> _THE TASK_
Copy every line of the data that contains the string "heading".
/---
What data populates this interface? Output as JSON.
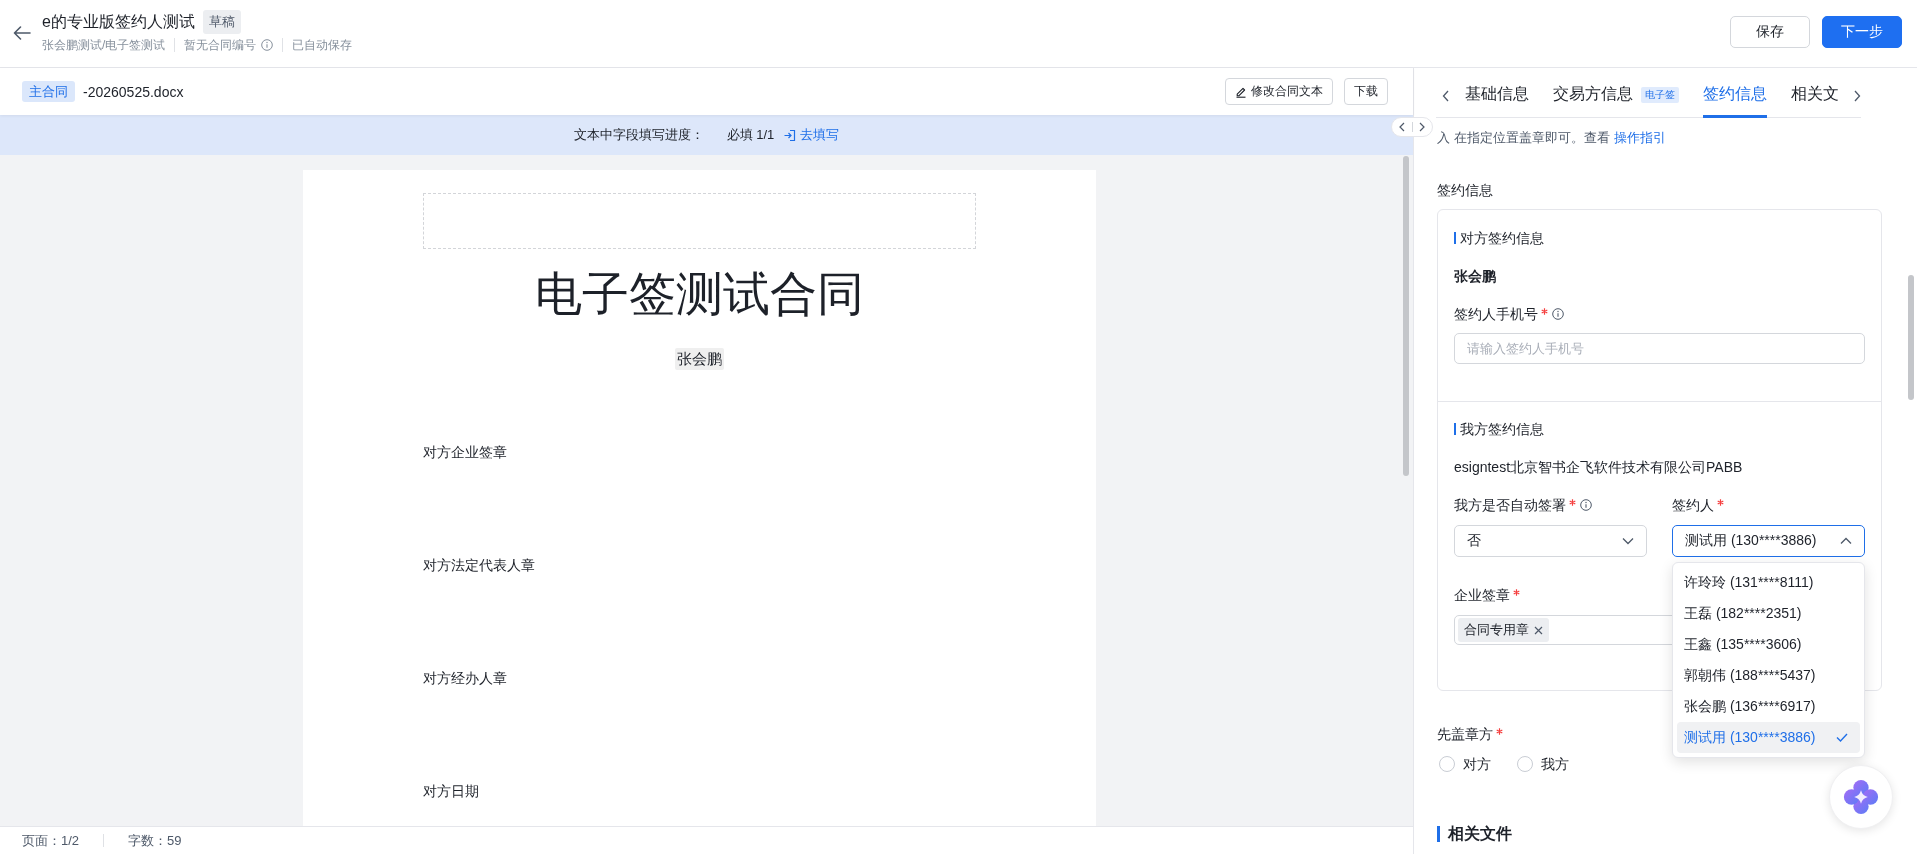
{
  "header": {
    "title": "e的专业版签约人测试",
    "status_badge": "草稿",
    "breadcrumb": "张会鹏测试/电子签测试",
    "contract_number": "暂无合同编号",
    "save_state": "已自动保存",
    "buttons": [
      {
        "label": "保存",
        "kind": "secondary"
      },
      {
        "label": "下一步",
        "kind": "primary"
      }
    ]
  },
  "document": {
    "tag": "主合同",
    "file_name": "-20260525.docx",
    "actions": [
      {
        "label": "修改合同文本",
        "kind": "edit"
      },
      {
        "label": "下载",
        "kind": "plain"
      }
    ],
    "progress": {
      "label": "文本中字段填写进度：",
      "required": "必填 1/1",
      "link": "去填写"
    },
    "page": {
      "title": "电子签测试合同",
      "party": "张会鹏",
      "fields": [
        "对方企业签章",
        "对方法定代表人章",
        "对方经办人章",
        "对方日期"
      ]
    }
  },
  "status_bar": {
    "page": "页面：1/2",
    "word_count": "字数：59"
  },
  "panel": {
    "tabs": [
      {
        "label": "基础信息",
        "selected": false
      },
      {
        "label": "交易方信息",
        "badge": "电子签",
        "selected": false
      },
      {
        "label": "签约信息",
        "selected": true
      },
      {
        "label": "相关文",
        "selected": false
      }
    ],
    "hint": {
      "text": "入 在指定位置盖章即可。查看",
      "link": "操作指引"
    },
    "section_title": "签约信息",
    "counterparty": {
      "heading": "对方签约信息",
      "name": "张会鹏",
      "phone_field": {
        "label": "签约人手机号",
        "required": true,
        "placeholder": "请输入签约人手机号"
      }
    },
    "our_side": {
      "heading": "我方签约信息",
      "company": "esigntest北京智书企飞软件技术有限公司PABB",
      "auto_sign": {
        "label": "我方是否自动签署",
        "required": true,
        "value": "否",
        "expanded": false
      },
      "signer": {
        "label": "签约人",
        "required": true,
        "value": "测试用 (130****3886)",
        "expanded": true,
        "options": [
          {
            "label": "许玲玲 (131****8111)",
            "selected": false
          },
          {
            "label": "王磊 (182****2351)",
            "selected": false
          },
          {
            "label": "王鑫 (135****3606)",
            "selected": false
          },
          {
            "label": "郭朝伟 (188****5437)",
            "selected": false
          },
          {
            "label": "张会鹏 (136****6917)",
            "selected": false
          },
          {
            "label": "测试用 (130****3886)",
            "selected": true
          }
        ]
      },
      "seal": {
        "label": "企业签章",
        "required": true,
        "tags": [
          "合同专用章"
        ]
      }
    },
    "first_sealer": {
      "label": "先盖章方",
      "required": true,
      "options": [
        {
          "label": "对方",
          "selected": false
        },
        {
          "label": "我方",
          "selected": false
        }
      ]
    },
    "related_files": {
      "heading": "相关文件"
    }
  }
}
\---
> _CORRECT RESULT_
      "heading": "对方签约信息",
      "heading": "我方签约信息",
      "heading": "相关文件"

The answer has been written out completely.